**The problem:**
Look through the material and tally each line bearing the word "Flowrate". Give only the total.

⁂

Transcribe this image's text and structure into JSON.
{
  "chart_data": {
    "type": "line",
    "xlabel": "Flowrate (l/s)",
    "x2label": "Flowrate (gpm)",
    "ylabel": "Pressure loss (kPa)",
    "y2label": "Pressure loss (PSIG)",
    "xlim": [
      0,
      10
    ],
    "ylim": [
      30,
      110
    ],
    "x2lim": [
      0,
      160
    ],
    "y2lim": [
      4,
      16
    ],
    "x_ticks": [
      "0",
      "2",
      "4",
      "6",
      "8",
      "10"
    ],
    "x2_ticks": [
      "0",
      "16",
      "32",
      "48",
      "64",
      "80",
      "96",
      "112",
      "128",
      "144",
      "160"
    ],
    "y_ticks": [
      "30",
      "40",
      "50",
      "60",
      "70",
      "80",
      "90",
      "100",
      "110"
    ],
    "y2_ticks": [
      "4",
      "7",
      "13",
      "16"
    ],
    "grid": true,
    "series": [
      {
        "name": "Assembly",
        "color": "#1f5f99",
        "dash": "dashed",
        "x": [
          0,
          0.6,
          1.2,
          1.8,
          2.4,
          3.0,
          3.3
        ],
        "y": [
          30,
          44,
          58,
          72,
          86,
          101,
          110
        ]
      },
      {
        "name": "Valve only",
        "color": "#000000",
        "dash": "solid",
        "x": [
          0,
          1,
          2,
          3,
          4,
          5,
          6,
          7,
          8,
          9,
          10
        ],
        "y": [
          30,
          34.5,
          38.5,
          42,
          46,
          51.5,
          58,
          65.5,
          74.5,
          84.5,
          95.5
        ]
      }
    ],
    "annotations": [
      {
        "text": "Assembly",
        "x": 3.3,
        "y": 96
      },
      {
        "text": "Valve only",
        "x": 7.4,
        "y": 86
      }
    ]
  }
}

⁂

**Exercise output:**
2